WHAT YOU NEED TO DO — Narrow the data below down to the lines containing "JSON".

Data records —
+-------+

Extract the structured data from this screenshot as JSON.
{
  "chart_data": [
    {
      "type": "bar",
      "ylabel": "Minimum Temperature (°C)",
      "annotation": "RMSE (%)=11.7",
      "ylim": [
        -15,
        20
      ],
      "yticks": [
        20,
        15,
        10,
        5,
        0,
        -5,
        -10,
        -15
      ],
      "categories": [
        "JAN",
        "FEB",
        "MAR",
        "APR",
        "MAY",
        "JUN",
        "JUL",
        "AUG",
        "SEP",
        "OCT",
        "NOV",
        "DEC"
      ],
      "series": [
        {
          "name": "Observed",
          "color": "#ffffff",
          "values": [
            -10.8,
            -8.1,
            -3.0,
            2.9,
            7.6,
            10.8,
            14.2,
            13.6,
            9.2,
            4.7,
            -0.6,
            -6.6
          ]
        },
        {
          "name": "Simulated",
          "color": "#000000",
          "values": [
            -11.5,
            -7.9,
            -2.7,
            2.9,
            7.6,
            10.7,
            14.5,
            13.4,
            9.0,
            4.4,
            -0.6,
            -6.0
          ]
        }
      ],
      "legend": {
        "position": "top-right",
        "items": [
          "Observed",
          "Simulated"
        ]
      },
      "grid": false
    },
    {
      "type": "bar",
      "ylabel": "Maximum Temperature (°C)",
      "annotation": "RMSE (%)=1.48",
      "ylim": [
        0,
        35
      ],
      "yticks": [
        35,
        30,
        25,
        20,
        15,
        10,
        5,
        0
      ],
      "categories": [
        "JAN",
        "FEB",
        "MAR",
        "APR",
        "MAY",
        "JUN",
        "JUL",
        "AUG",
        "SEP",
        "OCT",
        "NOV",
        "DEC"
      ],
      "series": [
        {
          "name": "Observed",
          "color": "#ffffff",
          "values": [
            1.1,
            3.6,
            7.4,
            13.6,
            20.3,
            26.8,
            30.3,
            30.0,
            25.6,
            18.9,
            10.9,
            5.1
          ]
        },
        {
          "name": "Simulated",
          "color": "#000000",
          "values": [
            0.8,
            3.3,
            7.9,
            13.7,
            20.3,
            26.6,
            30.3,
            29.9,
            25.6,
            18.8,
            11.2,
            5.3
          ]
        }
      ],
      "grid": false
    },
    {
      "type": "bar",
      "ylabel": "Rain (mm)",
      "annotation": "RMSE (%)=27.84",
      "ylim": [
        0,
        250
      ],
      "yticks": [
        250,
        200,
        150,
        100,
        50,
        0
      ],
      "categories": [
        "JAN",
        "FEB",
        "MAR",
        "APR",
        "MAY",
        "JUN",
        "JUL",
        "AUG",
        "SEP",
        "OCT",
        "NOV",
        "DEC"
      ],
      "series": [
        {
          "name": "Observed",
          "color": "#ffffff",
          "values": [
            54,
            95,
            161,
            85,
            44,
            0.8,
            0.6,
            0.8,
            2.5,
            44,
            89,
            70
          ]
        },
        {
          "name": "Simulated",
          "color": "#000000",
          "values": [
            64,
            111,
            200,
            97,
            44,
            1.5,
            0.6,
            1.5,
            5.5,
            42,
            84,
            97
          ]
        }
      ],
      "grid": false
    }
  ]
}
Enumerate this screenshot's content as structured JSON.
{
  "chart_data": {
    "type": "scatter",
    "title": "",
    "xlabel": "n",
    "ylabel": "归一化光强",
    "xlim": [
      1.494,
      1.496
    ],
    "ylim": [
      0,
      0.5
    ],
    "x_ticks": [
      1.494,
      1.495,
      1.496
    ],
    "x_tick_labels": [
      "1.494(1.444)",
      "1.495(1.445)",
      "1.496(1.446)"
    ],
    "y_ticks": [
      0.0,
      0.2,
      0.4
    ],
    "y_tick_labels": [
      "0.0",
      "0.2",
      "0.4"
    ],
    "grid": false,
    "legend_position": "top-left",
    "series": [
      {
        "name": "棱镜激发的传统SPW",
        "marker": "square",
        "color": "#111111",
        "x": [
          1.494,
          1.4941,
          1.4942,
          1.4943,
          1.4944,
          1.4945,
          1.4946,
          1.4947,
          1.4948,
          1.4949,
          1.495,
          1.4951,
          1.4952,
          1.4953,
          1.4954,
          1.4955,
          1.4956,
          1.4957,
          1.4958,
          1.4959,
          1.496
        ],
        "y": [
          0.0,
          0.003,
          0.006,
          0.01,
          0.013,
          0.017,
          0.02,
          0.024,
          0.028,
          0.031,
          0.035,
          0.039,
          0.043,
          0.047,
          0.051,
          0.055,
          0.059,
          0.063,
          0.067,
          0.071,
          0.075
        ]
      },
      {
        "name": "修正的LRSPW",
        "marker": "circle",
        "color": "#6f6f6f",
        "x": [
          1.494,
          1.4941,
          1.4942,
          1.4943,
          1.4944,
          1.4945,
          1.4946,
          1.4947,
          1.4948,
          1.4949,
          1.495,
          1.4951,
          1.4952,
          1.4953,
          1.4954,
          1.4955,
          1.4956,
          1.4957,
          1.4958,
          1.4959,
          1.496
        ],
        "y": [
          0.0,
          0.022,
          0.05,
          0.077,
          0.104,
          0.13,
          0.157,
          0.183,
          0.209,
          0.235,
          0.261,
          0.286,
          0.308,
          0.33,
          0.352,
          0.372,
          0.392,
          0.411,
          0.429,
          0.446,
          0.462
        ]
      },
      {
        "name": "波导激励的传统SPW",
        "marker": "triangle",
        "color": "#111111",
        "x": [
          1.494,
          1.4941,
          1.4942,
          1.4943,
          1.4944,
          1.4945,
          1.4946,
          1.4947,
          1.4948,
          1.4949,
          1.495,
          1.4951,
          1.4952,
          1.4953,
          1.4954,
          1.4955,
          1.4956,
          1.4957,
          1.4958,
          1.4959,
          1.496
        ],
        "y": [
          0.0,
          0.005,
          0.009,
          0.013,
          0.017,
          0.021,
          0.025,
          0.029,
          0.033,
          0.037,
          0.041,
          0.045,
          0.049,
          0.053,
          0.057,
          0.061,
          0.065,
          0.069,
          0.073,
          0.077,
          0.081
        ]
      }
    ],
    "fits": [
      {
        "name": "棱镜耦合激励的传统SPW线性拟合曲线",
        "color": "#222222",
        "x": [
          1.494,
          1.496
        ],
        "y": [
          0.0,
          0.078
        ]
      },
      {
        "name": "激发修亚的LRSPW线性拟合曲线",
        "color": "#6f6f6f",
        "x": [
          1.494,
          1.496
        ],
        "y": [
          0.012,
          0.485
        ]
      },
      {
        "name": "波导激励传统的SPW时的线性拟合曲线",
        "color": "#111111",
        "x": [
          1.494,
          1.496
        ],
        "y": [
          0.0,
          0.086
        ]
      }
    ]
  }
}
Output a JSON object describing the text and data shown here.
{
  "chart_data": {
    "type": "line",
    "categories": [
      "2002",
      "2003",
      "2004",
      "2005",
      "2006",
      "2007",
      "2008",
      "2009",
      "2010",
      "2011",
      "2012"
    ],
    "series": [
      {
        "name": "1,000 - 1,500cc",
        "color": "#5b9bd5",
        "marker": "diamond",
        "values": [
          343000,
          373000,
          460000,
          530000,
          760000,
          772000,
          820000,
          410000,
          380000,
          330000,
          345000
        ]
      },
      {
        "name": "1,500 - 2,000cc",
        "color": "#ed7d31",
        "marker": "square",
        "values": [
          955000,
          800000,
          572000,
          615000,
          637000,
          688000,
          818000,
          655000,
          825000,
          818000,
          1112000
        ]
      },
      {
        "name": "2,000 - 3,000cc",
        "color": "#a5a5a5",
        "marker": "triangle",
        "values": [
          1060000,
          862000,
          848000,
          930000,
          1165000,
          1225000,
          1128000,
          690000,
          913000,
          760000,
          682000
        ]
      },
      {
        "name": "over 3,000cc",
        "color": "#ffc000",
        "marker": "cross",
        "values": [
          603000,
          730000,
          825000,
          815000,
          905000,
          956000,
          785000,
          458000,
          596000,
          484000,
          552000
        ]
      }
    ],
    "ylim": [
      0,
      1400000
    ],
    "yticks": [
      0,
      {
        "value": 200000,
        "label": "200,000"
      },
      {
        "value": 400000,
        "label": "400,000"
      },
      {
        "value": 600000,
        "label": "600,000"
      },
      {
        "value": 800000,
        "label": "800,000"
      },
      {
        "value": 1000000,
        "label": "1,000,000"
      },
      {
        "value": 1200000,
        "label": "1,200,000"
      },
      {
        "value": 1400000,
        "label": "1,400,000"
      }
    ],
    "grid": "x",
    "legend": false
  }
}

+-------+

COMPLETE RESPONSE —
Extract the structured data from this screenshot as JSON.
Enumerate this screenshot's content as structured JSON.
Output a JSON object describing the text and data shown here.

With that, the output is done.